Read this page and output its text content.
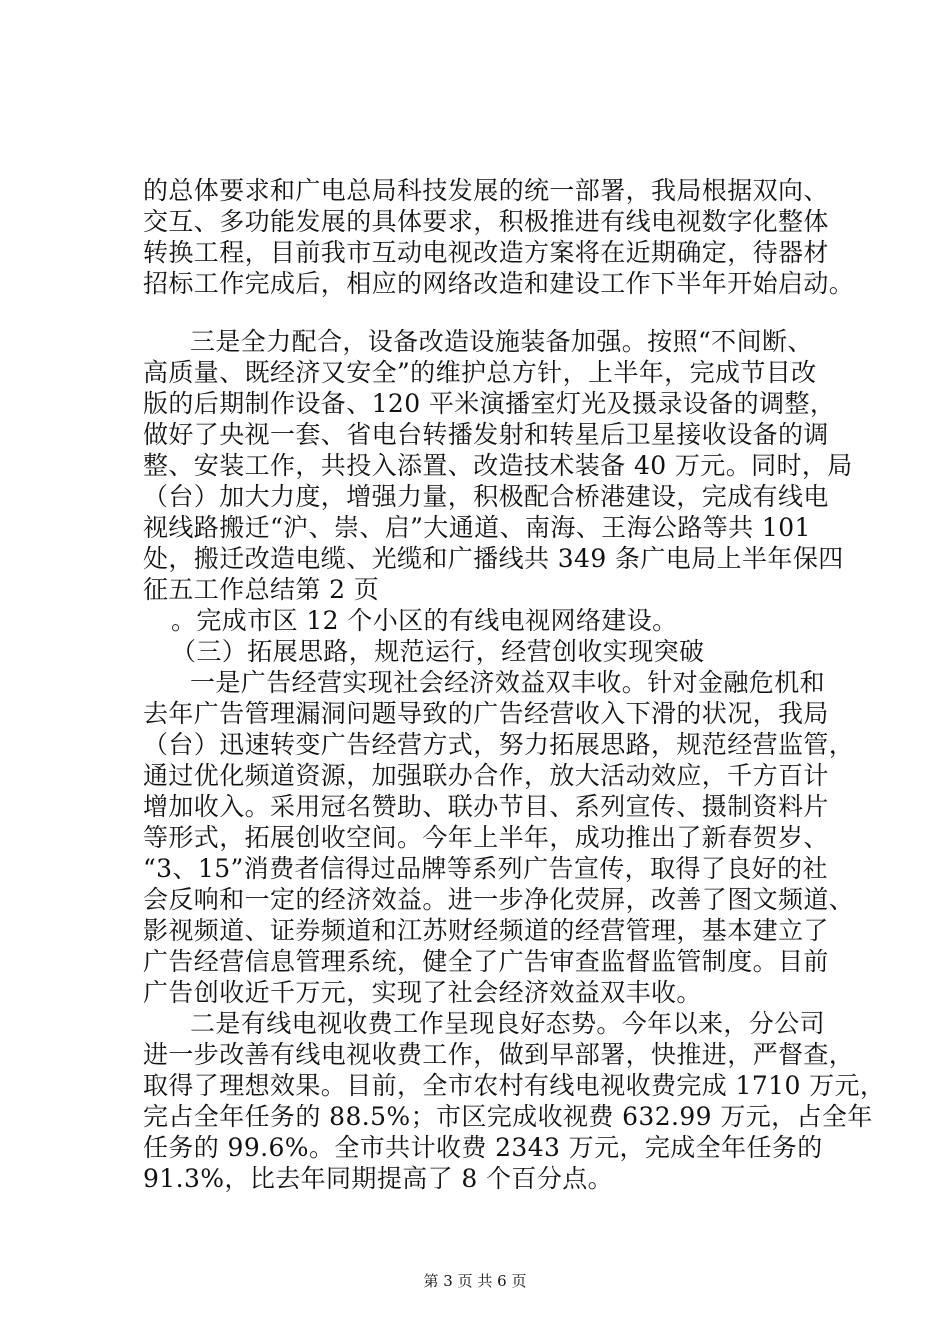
的总体要求和广电总局科技发展的统一部署，我局根据双向、
交互、多功能发展的具体要求，积极推进有线电视数字化整体
转换工程，目前我市互动电视改造方案将在近期确定，待器材
招标工作完成后，相应的网络改造和建设工作下半年开始启动。
三是全力配合，设备改造设施装备加强。按照“不间断、
高质量、既经济又安全”的维护总方针，上半年，完成节目改
版的后期制作设备、120 平米演播室灯光及摄录设备的调整，
做好了央视一套、省电台转播发射和转星后卫星接收设备的调
整、安装工作，共投入添置、改造技术装备 40 万元。同时，局
（台）加大力度，增强力量，积极配合桥港建设，完成有线电
视线路搬迁“沪、崇、启”大通道、南海、王海公路等共 101
处，搬迁改造电缆、光缆和广播线共 349 条广电局上半年保四
征五工作总结第 2 页
。完成市区 12 个小区的有线电视网络建设。
（三）拓展思路，规范运行，经营创收实现突破
一是广告经营实现社会经济效益双丰收。针对金融危机和
去年广告管理漏洞问题导致的广告经营收入下滑的状况，我局
（台）迅速转变广告经营方式，努力拓展思路，规范经营监管，
通过优化频道资源，加强联办合作，放大活动效应，千方百计
增加收入。采用冠名赞助、联办节目、系列宣传、摄制资料片
等形式，拓展创收空间。今年上半年，成功推出了新春贺岁、
“3、15”消费者信得过品牌等系列广告宣传，取得了良好的社
会反响和一定的经济效益。进一步净化荧屏，改善了图文频道、
影视频道、证券频道和江苏财经频道的经营管理，基本建立了
广告经营信息管理系统，健全了广告审查监督监管制度。目前
广告创收近千万元，实现了社会经济效益双丰收。
二是有线电视收费工作呈现良好态势。今年以来，分公司
进一步改善有线电视收费工作，做到早部署，快推进，严督查，
取得了理想效果。目前，全市农村有线电视收费完成 1710 万元，
完占全年任务的 88.5%；市区完成收视费 632.99 万元，占全年
任务的 99.6%。全市共计收费 2343 万元，完成全年任务的
91.3%，比去年同期提高了 8 个百分点。
第 3 页 共 6 页
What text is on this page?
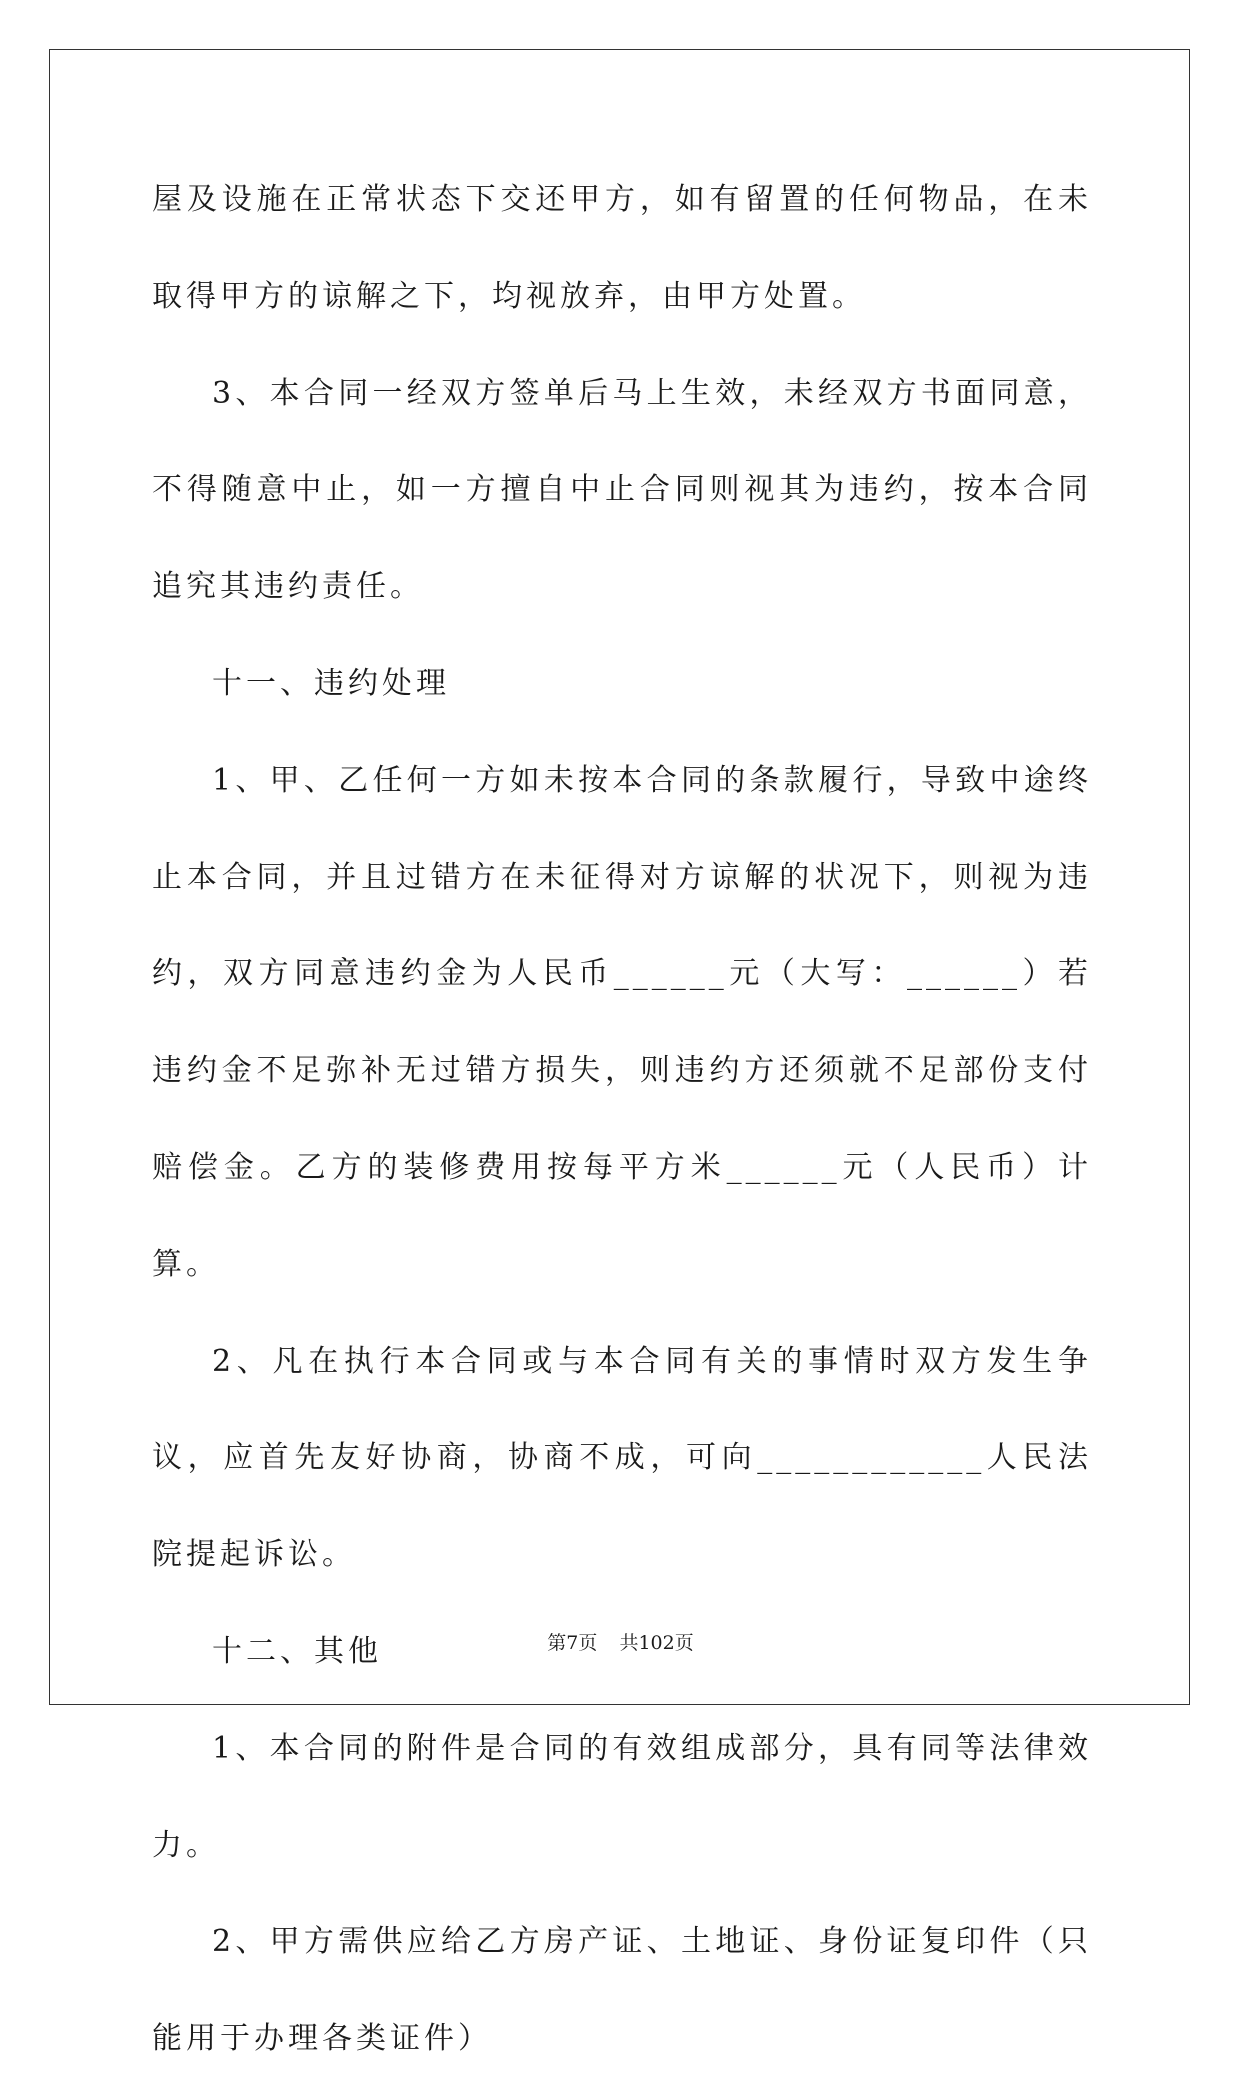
屋及设施在正常状态下交还甲方，如有留置的任何物品，在未取得甲方的谅解之下，均视放弃，由甲方处置。

3、本合同一经双方签单后马上生效，未经双方书面同意，不得随意中止，如一方擅自中止合同则视其为违约，按本合同追究其违约责任。

十一、违约处理

1、甲、乙任何一方如未按本合同的条款履行，导致中途终止本合同，并且过错方在未征得对方谅解的状况下，则视为违约，双方同意违约金为人民币______元（大写：______）若违约金不足弥补无过错方损失，则违约方还须就不足部份支付赔偿金。乙方的装修费用按每平方米______元（人民币）计算。

2、凡在执行本合同或与本合同有关的事情时双方发生争议，应首先友好协商，协商不成，可向____________人民法院提起诉讼。

十二、其他

1、本合同的附件是合同的有效组成部分，具有同等法律效力。

2、甲方需供应给乙方房产证、土地证、身份证复印件（只能用于办理各类证件）

第7页 共102页
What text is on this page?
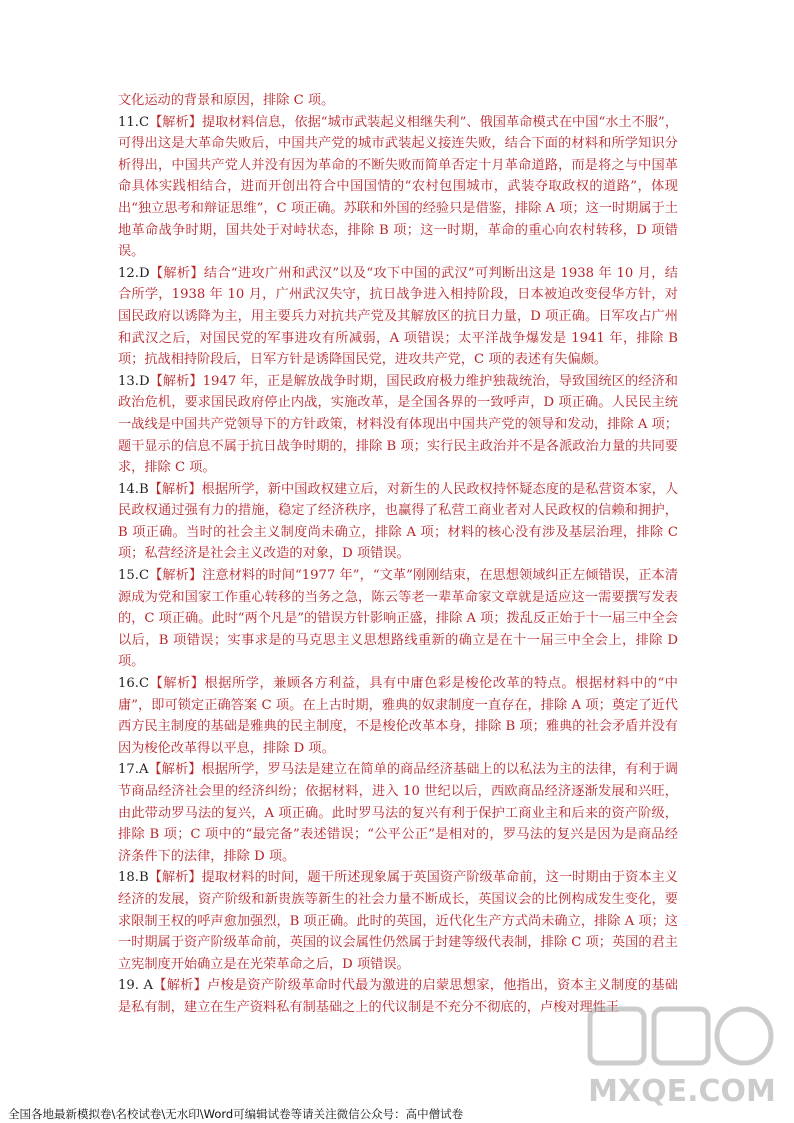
文化运动的背景和原因，排除 C 项。

11.C【解析】提取材料信息，依据“城市武装起义相继失利”、俄国革命模式在中国“水土不服”，可得出这是大革命失败后，中国共产党的城市武装起义接连失败，结合下面的材料和所学知识分析得出，中国共产党人并没有因为革命的不断失败而简单否定十月革命道路，而是将之与中国革命具体实践相结合，进而开创出符合中国国情的“农村包围城市，武装夺取政权的道路”，体现出“独立思考和辩证思维”，C 项正确。苏联和外国的经验只是借鉴，排除 A 项；这一时期属于土地革命战争时期，国共处于对峙状态，排除 B 项；这一时期，革命的重心向农村转移，D 项错误。

12.D【解析】结合“进攻广州和武汉”以及“攻下中国的武汉”可判断出这是 1938 年 10 月，结合所学，1938 年 10 月，广州武汉失守，抗日战争进入相持阶段，日本被迫改变侵华方针，对国民政府以诱降为主，用主要兵力对抗共产党及其解放区的抗日力量，D 项正确。日军攻占广州和武汉之后，对国民党的军事进攻有所减弱，A 项错误；太平洋战争爆发是 1941 年，排除 B 项；抗战相持阶段后，日军方针是诱降国民党，进攻共产党，C 项的表述有失偏颇。

13.D【解析】1947 年，正是解放战争时期，国民政府极力维护独裁统治，导致国统区的经济和政治危机，要求国民政府停止内战，实施改革，是全国各界的一致呼声，D 项正确。人民民主统一战线是中国共产党领导下的方针政策，材料没有体现出中国共产党的领导和发动，排除 A 项；题干显示的信息不属于抗日战争时期的，排除 B 项；实行民主政治并不是各派政治力量的共同要求，排除 C 项。

14.B【解析】根据所学，新中国政权建立后，对新生的人民政权持怀疑态度的是私营资本家，人民政权通过强有力的措施，稳定了经济秩序，也赢得了私营工商业者对人民政权的信赖和拥护，B 项正确。当时的社会主义制度尚未确立，排除 A 项；材料的核心没有涉及基层治理，排除 C 项；私营经济是社会主义改造的对象，D 项错误。

15.C【解析】注意材料的时间“1977 年”，“文革”刚刚结束，在思想领域纠正左倾错误，正本清源成为党和国家工作重心转移的当务之急，陈云等老一辈革命家文章就是适应这一需要撰写发表的，C 项正确。此时“两个凡是”的错误方针影响正盛，排除 A 项；拨乱反正始于十一届三中全会以后，B 项错误；实事求是的马克思主义思想路线重新的确立是在十一届三中全会上，排除 D 项。

16.C【解析】根据所学，兼顾各方利益，具有中庸色彩是梭伦改革的特点。根据材料中的“中庸”，即可锁定正确答案 C 项。在上古时期，雅典的奴隶制度一直存在，排除 A 项；奠定了近代西方民主制度的基础是雅典的民主制度，不是梭伦改革本身，排除 B 项；雅典的社会矛盾并没有因为梭伦改革得以平息，排除 D 项。

17.A【解析】根据所学，罗马法是建立在简单的商品经济基础上的以私法为主的法律，有利于调节商品经济社会里的经济纠纷；依据材料，进入 10 世纪以后，西欧商品经济逐渐发展和兴旺，由此带动罗马法的复兴，A 项正确。此时罗马法的复兴有利于保护工商业主和后来的资产阶级，排除 B 项；C 项中的“最完备”表述错误；“公平公正”是相对的，罗马法的复兴是因为是商品经济条件下的法律，排除 D 项。

18.B【解析】提取材料的时间，题干所述现象属于英国资产阶级革命前，这一时期由于资本主义经济的发展，资产阶级和新贵族等新生的社会力量不断成长，英国议会的比例构成发生变化，要求限制王权的呼声愈加强烈，B 项正确。此时的英国，近代化生产方式尚未确立，排除 A 项；这一时期属于资产阶级革命前，英国的议会属性仍然属于封建等级代表制，排除 C 项；英国的君主立宪制度开始确立是在光荣革命之后，D 项错误。

19. A【解析】卢梭是资产阶级革命时代最为激进的启蒙思想家，他指出，资本主义制度的基础是私有制，建立在生产资料私有制基础之上的代议制是不充分不彻底的，卢梭对理性王

全国各地最新模拟卷\名校试卷\无水印\Word可编辑试卷等请关注微信公众号：高中僧试卷
MXQE.COM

DIRECTIVE> In this exercise, set down all of the data exactly, without the pictures.

RESULT>
Read this page and output its text content.
的总体要求和广电总局科技发展的统一部署，我局根据双向、
交互、多功能发展的具体要求，积极推进有线电视数字化整体
转换工程，目前我市互动电视改造方案将在近期确定，待器材
招标工作完成后，相应的网络改造和建设工作下半年开始启动。
三是全力配合，设备改造设施装备加强。按照“不间断、
高质量、既经济又安全”的维护总方针，上半年，完成节目改
版的后期制作设备、120 平米演播室灯光及摄录设备的调整，
做好了央视一套、省电台转播发射和转星后卫星接收设备的调
整、安装工作，共投入添置、改造技术装备 40 万元。同时，局
（台）加大力度，增强力量，积极配合桥港建设，完成有线电
视线路搬迁“沪、崇、启”大通道、南海、王海公路等共 101
处，搬迁改造电缆、光缆和广播线共 349 条广电局上半年保四
征五工作总结第 2 页
。完成市区 12 个小区的有线电视网络建设。
（三）拓展思路，规范运行，经营创收实现突破
一是广告经营实现社会经济效益双丰收。针对金融危机和
去年广告管理漏洞问题导致的广告经营收入下滑的状况，我局
（台）迅速转变广告经营方式，努力拓展思路，规范经营监管，
通过优化频道资源，加强联办合作，放大活动效应，千方百计
增加收入。采用冠名赞助、联办节目、系列宣传、摄制资料片
等形式，拓展创收空间。今年上半年，成功推出了新春贺岁、
“3、15”消费者信得过品牌等系列广告宣传，取得了良好的社
会反响和一定的经济效益。进一步净化荧屏，改善了图文频道、
影视频道、证券频道和江苏财经频道的经营管理，基本建立了
广告经营信息管理系统，健全了广告审查监督监管制度。目前
广告创收近千万元，实现了社会经济效益双丰收。
二是有线电视收费工作呈现良好态势。今年以来，分公司
进一步改善有线电视收费工作，做到早部署，快推进，严督查，
取得了理想效果。目前，全市农村有线电视收费完成 1710 万元，
完占全年任务的 88.5%；市区完成收视费 632.99 万元，占全年
任务的 99.6%。全市共计收费 2343 万元，完成全年任务的
91.3%，比去年同期提高了 8 个百分点。
第 3 页 共 6 页
What text is on this page?
屋及设施在正常状态下交还甲方，如有留置的任何物品，在未取得甲方的谅解之下，均视放弃，由甲方处置。

3、本合同一经双方签单后马上生效，未经双方书面同意，不得随意中止，如一方擅自中止合同则视其为违约，按本合同追究其违约责任。

十一、违约处理

1、甲、乙任何一方如未按本合同的条款履行，导致中途终止本合同，并且过错方在未征得对方谅解的状况下，则视为违约，双方同意违约金为人民币______元（大写：______）若违约金不足弥补无过错方损失，则违约方还须就不足部份支付赔偿金。乙方的装修费用按每平方米______元（人民币）计算。

2、凡在执行本合同或与本合同有关的事情时双方发生争议，应首先友好协商，协商不成，可向____________人民法院提起诉讼。

十二、其他

1、本合同的附件是合同的有效组成部分，具有同等法律效力。

2、甲方需供应给乙方房产证、土地证、身份证复印件（只能用于办理各类证件）

第7页 共102页
What text is on this page?
文化运动的背景和原因，排除 C 项。

11.C【解析】提取材料信息，依据“城市武装起义相继失利”、俄国革命模式在中国“水土不服”，可得出这是大革命失败后，中国共产党的城市武装起义接连失败，结合下面的材料和所学知识分析得出，中国共产党人并没有因为革命的不断失败而简单否定十月革命道路，而是将之与中国革命具体实践相结合，进而开创出符合中国国情的“农村包围城市，武装夺取政权的道路”，体现出“独立思考和辩证思维”，C 项正确。苏联和外国的经验只是借鉴，排除 A 项；这一时期属于土地革命战争时期，国共处于对峙状态，排除 B 项；这一时期，革命的重心向农村转移，D 项错误。

12.D【解析】结合“进攻广州和武汉”以及“攻下中国的武汉”可判断出这是 1938 年 10 月，结合所学，1938 年 10 月，广州武汉失守，抗日战争进入相持阶段，日本被迫改变侵华方针，对国民政府以诱降为主，用主要兵力对抗共产党及其解放区的抗日力量，D 项正确。日军攻占广州和武汉之后，对国民党的军事进攻有所减弱，A 项错误；太平洋战争爆发是 1941 年，排除 B 项；抗战相持阶段后，日军方针是诱降国民党，进攻共产党，C 项的表述有失偏颇。

13.D【解析】1947 年，正是解放战争时期，国民政府极力维护独裁统治，导致国统区的经济和政治危机，要求国民政府停止内战，实施改革，是全国各界的一致呼声，D 项正确。人民民主统一战线是中国共产党领导下的方针政策，材料没有体现出中国共产党的领导和发动，排除 A 项；题干显示的信息不属于抗日战争时期的，排除 B 项；实行民主政治并不是各派政治力量的共同要求，排除 C 项。

14.B【解析】根据所学，新中国政权建立后，对新生的人民政权持怀疑态度的是私营资本家，人民政权通过强有力的措施，稳定了经济秩序，也赢得了私营工商业者对人民政权的信赖和拥护，B 项正确。当时的社会主义制度尚未确立，排除 A 项；材料的核心没有涉及基层治理，排除 C 项；私营经济是社会主义改造的对象，D 项错误。

15.C【解析】注意材料的时间“1977 年”，“文革”刚刚结束，在思想领域纠正左倾错误，正本清源成为党和国家工作重心转移的当务之急，陈云等老一辈革命家文章就是适应这一需要撰写发表的，C 项正确。此时“两个凡是”的错误方针影响正盛，排除 A 项；拨乱反正始于十一届三中全会以后，B 项错误；实事求是的马克思主义思想路线重新的确立是在十一届三中全会上，排除 D 项。

16.C【解析】根据所学，兼顾各方利益，具有中庸色彩是梭伦改革的特点。根据材料中的“中庸”，即可锁定正确答案 C 项。在上古时期，雅典的奴隶制度一直存在，排除 A 项；奠定了近代西方民主制度的基础是雅典的民主制度，不是梭伦改革本身，排除 B 项；雅典的社会矛盾并没有因为梭伦改革得以平息，排除 D 项。

17.A【解析】根据所学，罗马法是建立在简单的商品经济基础上的以私法为主的法律，有利于调节商品经济社会里的经济纠纷；依据材料，进入 10 世纪以后，西欧商品经济逐渐发展和兴旺，由此带动罗马法的复兴，A 项正确。此时罗马法的复兴有利于保护工商业主和后来的资产阶级，排除 B 项；C 项中的“最完备”表述错误；“公平公正”是相对的，罗马法的复兴是因为是商品经济条件下的法律，排除 D 项。

18.B【解析】提取材料的时间，题干所述现象属于英国资产阶级革命前，这一时期由于资本主义经济的发展，资产阶级和新贵族等新生的社会力量不断成长，英国议会的比例构成发生变化，要求限制王权的呼声愈加强烈，B 项正确。此时的英国，近代化生产方式尚未确立，排除 A 项；这一时期属于资产阶级革命前，英国的议会属性仍然属于封建等级代表制，排除 C 项；英国的君主立宪制度开始确立是在光荣革命之后，D 项错误。

19. A【解析】卢梭是资产阶级革命时代最为激进的启蒙思想家，他指出，资本主义制度的基础是私有制，建立在生产资料私有制基础之上的代议制是不充分不彻底的，卢梭对理性王

全国各地最新模拟卷\名校试卷\无水印\Word可编辑试卷等请关注微信公众号：高中僧试卷
MXQE.COM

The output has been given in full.